Stored data entries:
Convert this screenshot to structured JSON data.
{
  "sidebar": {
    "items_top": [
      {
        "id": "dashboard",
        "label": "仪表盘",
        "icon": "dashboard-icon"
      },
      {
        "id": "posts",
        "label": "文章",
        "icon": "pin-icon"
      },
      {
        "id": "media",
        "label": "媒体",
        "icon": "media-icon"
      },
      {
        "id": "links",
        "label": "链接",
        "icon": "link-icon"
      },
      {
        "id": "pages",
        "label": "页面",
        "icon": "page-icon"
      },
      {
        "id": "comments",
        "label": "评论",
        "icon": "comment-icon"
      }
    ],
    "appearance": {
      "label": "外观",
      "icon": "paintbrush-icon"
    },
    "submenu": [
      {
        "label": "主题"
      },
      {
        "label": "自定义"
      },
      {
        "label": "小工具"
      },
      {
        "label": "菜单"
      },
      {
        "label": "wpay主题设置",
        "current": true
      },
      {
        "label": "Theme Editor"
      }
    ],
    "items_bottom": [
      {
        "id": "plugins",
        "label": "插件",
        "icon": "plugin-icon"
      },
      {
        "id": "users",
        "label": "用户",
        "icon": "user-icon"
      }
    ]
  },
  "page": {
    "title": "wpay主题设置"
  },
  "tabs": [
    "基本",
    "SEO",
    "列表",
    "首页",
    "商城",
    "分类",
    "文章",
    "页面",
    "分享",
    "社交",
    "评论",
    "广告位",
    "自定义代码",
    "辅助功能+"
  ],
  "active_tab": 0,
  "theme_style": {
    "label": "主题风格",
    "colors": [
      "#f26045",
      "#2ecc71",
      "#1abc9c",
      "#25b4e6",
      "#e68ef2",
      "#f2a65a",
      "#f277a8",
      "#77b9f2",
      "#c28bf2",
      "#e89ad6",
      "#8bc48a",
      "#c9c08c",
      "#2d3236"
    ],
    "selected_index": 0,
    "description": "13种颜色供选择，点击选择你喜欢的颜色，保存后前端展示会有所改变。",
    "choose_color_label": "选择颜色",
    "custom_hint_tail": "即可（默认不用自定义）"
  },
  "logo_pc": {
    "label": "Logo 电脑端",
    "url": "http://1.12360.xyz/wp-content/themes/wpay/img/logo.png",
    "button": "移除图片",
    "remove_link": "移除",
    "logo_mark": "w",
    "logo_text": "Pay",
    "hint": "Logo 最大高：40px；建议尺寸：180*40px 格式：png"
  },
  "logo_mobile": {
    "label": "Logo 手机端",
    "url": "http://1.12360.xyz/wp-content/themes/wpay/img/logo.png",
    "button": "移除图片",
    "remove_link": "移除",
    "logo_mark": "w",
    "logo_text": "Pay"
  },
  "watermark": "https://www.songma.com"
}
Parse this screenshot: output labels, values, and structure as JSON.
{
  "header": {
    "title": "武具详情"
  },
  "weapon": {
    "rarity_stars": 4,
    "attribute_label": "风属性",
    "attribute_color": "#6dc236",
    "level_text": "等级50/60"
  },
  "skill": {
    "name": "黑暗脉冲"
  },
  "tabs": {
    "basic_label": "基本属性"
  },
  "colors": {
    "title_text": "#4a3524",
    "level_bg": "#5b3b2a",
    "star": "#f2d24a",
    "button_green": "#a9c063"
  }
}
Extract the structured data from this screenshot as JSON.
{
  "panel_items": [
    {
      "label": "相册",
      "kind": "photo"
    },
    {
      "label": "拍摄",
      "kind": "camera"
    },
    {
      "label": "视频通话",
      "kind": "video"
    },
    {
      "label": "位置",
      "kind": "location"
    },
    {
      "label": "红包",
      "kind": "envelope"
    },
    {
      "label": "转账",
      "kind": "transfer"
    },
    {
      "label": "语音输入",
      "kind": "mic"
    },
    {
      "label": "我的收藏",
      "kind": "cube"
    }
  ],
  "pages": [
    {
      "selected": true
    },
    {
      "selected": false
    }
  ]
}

## YOUR INSTRUCTIONS
Send back every record, precisely as written.

## SOLUTION TO THIS PROBLEM
Convert this screenshot to structured JSON data.
{
  "sidebar": {
    "items_top": [
      {
        "id": "dashboard",
        "label": "仪表盘",
        "icon": "dashboard-icon"
      },
      {
        "id": "posts",
        "label": "文章",
        "icon": "pin-icon"
      },
      {
        "id": "media",
        "label": "媒体",
        "icon": "media-icon"
      },
      {
        "id": "links",
        "label": "链接",
        "icon": "link-icon"
      },
      {
        "id": "pages",
        "label": "页面",
        "icon": "page-icon"
      },
      {
        "id": "comments",
        "label": "评论",
        "icon": "comment-icon"
      }
    ],
    "appearance": {
      "label": "外观",
      "icon": "paintbrush-icon"
    },
    "submenu": [
      {
        "label": "主题"
      },
      {
        "label": "自定义"
      },
      {
        "label": "小工具"
      },
      {
        "label": "菜单"
      },
      {
        "label": "wpay主题设置",
        "current": true
      },
      {
        "label": "Theme Editor"
      }
    ],
    "items_bottom": [
      {
        "id": "plugins",
        "label": "插件",
        "icon": "plugin-icon"
      },
      {
        "id": "users",
        "label": "用户",
        "icon": "user-icon"
      }
    ]
  },
  "page": {
    "title": "wpay主题设置"
  },
  "tabs": [
    "基本",
    "SEO",
    "列表",
    "首页",
    "商城",
    "分类",
    "文章",
    "页面",
    "分享",
    "社交",
    "评论",
    "广告位",
    "自定义代码",
    "辅助功能+"
  ],
  "active_tab": 0,
  "theme_style": {
    "label": "主题风格",
    "colors": [
      "#f26045",
      "#2ecc71",
      "#1abc9c",
      "#25b4e6",
      "#e68ef2",
      "#f2a65a",
      "#f277a8",
      "#77b9f2",
      "#c28bf2",
      "#e89ad6",
      "#8bc48a",
      "#c9c08c",
      "#2d3236"
    ],
    "selected_index": 0,
    "description": "13种颜色供选择，点击选择你喜欢的颜色，保存后前端展示会有所改变。",
    "choose_color_label": "选择颜色",
    "custom_hint_tail": "即可（默认不用自定义）"
  },
  "logo_pc": {
    "label": "Logo 电脑端",
    "url": "http://1.12360.xyz/wp-content/themes/wpay/img/logo.png",
    "button": "移除图片",
    "remove_link": "移除",
    "logo_mark": "w",
    "logo_text": "Pay",
    "hint": "Logo 最大高：40px；建议尺寸：180*40px 格式：png"
  },
  "logo_mobile": {
    "label": "Logo 手机端",
    "url": "http://1.12360.xyz/wp-content/themes/wpay/img/logo.png",
    "button": "移除图片",
    "remove_link": "移除",
    "logo_mark": "w",
    "logo_text": "Pay"
  },
  "watermark": "https://www.songma.com"
}
Parse this screenshot: output labels, values, and structure as JSON.
{
  "header": {
    "title": "武具详情"
  },
  "weapon": {
    "rarity_stars": 4,
    "attribute_label": "风属性",
    "attribute_color": "#6dc236",
    "level_text": "等级50/60"
  },
  "skill": {
    "name": "黑暗脉冲"
  },
  "tabs": {
    "basic_label": "基本属性"
  },
  "colors": {
    "title_text": "#4a3524",
    "level_bg": "#5b3b2a",
    "star": "#f2d24a",
    "button_green": "#a9c063"
  }
}
Extract the structured data from this screenshot as JSON.
{
  "panel_items": [
    {
      "label": "相册",
      "kind": "photo"
    },
    {
      "label": "拍摄",
      "kind": "camera"
    },
    {
      "label": "视频通话",
      "kind": "video"
    },
    {
      "label": "位置",
      "kind": "location"
    },
    {
      "label": "红包",
      "kind": "envelope"
    },
    {
      "label": "转账",
      "kind": "transfer"
    },
    {
      "label": "语音输入",
      "kind": "mic"
    },
    {
      "label": "我的收藏",
      "kind": "cube"
    }
  ],
  "pages": [
    {
      "selected": true
    },
    {
      "selected": false
    }
  ]
}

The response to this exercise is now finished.